# What the task asks
Tally how many lines include "wind". The number is the whole answer.
** start Material supplied **
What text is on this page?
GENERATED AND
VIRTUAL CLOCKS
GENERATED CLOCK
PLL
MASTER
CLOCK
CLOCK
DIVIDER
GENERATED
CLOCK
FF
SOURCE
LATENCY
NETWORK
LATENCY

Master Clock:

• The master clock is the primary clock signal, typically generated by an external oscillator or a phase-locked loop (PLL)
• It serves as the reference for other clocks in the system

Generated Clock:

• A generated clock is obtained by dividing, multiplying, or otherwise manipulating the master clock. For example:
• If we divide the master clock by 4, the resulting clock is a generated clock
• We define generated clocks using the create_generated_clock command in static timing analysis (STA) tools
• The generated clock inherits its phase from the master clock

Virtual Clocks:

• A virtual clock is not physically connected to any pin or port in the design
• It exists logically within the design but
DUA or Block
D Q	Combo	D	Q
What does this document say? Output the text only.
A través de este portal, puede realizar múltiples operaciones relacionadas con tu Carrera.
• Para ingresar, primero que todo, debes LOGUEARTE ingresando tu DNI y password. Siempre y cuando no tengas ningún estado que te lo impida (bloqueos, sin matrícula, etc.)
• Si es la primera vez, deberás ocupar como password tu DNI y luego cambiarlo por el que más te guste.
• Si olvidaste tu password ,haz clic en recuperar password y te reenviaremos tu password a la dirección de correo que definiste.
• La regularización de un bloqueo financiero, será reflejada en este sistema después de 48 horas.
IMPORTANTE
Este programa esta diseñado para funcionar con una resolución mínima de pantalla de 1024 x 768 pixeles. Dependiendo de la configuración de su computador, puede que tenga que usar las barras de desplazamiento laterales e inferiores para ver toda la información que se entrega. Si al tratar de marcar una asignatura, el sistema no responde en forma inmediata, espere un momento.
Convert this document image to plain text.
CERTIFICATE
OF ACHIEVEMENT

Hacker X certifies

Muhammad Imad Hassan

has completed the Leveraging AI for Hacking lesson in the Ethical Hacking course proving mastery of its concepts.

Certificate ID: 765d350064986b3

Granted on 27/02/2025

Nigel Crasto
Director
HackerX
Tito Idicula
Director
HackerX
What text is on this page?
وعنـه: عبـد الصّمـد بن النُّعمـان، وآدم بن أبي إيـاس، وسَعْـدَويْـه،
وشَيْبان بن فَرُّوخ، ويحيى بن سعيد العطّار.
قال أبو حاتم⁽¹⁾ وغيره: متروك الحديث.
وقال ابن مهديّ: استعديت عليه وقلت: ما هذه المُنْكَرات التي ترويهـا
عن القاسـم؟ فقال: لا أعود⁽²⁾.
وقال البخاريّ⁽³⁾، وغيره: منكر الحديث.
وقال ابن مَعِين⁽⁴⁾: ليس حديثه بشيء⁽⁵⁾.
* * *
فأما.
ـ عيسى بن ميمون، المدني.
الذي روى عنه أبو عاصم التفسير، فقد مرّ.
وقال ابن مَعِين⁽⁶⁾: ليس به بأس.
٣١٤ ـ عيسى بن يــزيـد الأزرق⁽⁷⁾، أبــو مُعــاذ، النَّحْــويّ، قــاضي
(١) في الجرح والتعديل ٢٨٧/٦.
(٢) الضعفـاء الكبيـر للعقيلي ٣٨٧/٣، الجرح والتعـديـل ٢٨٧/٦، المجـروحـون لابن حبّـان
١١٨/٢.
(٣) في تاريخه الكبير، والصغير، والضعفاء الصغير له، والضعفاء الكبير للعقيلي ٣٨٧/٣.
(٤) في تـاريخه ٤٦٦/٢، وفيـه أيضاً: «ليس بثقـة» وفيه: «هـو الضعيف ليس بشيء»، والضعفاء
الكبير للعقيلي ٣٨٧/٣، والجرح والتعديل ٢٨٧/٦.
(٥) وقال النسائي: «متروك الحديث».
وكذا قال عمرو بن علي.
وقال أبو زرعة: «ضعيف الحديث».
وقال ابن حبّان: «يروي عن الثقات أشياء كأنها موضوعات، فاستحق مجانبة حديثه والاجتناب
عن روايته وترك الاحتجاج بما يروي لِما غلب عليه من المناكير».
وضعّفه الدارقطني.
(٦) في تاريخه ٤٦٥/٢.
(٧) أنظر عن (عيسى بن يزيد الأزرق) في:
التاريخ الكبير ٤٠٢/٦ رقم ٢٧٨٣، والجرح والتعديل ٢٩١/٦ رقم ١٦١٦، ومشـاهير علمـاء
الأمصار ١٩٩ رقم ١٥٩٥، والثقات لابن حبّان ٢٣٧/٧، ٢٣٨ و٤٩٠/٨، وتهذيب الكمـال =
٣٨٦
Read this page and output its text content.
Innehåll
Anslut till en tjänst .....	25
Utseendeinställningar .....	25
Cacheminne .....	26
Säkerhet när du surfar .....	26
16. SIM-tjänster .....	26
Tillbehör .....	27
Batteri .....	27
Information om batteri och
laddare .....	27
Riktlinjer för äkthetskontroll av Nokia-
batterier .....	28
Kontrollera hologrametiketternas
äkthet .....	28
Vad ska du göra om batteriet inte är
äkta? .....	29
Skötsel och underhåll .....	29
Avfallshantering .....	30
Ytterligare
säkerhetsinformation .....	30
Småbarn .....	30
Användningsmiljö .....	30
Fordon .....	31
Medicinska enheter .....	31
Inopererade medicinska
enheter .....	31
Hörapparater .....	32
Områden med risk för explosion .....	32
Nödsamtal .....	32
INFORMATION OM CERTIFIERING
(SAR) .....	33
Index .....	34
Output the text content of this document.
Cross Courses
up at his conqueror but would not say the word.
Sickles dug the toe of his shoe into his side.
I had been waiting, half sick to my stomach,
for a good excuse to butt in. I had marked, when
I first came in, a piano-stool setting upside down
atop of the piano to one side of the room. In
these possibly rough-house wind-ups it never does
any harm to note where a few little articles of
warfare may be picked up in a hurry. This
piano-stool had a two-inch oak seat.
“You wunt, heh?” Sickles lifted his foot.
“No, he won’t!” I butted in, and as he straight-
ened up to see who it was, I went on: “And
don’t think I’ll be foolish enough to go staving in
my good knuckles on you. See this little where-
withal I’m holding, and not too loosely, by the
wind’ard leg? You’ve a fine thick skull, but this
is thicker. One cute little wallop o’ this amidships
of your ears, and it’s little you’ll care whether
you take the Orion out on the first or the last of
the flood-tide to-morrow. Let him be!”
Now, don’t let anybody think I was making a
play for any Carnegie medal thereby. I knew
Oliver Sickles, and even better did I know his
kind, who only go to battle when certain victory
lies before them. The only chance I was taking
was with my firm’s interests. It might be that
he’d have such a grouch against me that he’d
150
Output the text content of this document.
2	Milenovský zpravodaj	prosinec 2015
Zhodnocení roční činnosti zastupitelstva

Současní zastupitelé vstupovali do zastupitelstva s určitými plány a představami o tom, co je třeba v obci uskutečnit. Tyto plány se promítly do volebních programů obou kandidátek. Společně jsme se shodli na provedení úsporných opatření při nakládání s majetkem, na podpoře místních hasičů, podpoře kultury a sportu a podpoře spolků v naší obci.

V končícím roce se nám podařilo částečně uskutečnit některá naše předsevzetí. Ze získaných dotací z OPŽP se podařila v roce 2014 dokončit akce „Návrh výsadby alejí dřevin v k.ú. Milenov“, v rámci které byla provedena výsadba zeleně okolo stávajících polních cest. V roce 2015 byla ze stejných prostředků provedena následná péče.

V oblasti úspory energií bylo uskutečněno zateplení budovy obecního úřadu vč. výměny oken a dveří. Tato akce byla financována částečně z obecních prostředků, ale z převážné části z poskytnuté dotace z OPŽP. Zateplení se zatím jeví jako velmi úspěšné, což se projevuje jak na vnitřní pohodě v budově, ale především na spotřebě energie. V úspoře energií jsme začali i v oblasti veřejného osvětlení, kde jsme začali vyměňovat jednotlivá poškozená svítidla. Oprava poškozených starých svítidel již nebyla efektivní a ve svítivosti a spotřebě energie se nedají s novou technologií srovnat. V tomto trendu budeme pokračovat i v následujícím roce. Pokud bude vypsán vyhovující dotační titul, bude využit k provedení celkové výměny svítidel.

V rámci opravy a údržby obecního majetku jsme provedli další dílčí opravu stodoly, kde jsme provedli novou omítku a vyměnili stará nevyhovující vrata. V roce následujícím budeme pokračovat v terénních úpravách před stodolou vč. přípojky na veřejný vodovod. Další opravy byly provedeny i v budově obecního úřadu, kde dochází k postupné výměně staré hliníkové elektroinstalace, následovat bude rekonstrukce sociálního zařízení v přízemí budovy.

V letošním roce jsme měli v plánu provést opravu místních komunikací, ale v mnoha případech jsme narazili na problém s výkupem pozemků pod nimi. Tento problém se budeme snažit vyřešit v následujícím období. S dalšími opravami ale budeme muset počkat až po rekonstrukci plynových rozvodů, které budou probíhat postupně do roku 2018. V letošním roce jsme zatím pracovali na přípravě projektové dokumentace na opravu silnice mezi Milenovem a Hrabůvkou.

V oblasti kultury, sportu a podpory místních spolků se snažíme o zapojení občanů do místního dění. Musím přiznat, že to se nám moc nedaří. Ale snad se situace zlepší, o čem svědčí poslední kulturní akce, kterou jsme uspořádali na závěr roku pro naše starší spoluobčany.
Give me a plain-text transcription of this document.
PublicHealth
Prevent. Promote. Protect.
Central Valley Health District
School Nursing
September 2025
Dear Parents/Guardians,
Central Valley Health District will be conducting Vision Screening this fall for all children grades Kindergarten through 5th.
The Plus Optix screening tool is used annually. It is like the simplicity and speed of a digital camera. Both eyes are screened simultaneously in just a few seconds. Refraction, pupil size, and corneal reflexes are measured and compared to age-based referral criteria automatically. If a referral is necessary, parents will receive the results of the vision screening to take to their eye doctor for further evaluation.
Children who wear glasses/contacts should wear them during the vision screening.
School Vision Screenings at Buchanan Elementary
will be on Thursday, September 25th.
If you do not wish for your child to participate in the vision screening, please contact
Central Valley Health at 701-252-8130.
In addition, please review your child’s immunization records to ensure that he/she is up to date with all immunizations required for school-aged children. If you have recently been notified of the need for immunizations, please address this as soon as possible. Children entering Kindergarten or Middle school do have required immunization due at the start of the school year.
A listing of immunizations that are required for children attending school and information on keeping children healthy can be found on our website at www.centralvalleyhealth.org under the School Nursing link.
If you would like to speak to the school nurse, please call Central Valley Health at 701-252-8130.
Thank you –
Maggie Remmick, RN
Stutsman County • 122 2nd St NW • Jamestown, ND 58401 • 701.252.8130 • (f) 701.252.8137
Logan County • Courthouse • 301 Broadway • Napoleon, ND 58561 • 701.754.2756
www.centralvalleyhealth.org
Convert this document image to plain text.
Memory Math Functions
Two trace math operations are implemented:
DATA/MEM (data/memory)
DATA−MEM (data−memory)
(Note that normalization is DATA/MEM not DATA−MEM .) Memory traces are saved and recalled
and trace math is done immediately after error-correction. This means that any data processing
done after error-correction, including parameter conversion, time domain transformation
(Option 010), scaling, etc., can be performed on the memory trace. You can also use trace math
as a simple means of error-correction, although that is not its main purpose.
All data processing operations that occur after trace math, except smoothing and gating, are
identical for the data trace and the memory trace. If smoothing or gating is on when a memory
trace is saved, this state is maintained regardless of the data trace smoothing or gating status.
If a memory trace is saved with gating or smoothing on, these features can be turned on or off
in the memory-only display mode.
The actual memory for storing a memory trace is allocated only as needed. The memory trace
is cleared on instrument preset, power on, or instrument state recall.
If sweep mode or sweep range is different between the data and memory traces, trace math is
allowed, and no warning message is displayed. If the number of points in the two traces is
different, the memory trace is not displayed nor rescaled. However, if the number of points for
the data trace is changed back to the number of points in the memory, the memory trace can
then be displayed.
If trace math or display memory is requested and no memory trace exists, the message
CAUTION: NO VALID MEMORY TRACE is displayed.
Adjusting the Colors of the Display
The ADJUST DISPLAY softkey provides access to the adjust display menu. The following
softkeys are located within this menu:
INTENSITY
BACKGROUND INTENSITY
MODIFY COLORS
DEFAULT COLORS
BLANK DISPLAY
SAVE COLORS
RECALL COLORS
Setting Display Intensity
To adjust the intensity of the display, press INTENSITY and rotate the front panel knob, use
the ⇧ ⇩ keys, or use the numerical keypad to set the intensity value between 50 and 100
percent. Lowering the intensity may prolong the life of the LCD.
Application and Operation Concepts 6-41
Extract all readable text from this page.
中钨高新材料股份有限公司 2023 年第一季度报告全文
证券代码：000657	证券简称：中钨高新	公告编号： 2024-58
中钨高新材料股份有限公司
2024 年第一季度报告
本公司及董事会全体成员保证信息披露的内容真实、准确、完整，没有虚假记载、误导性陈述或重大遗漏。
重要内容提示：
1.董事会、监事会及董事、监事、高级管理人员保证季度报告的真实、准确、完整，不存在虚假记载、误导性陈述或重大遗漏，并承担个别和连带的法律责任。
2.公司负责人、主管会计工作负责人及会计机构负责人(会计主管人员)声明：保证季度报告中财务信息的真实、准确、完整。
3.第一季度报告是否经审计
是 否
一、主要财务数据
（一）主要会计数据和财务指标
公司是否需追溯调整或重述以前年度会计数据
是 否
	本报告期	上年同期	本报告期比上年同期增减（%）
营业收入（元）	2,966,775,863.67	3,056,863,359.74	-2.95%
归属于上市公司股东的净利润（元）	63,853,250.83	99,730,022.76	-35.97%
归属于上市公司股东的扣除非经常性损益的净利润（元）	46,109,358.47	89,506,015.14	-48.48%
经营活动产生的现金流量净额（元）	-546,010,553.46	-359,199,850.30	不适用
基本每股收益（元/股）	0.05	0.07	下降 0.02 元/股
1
** end Material supplied **
# The completed task
2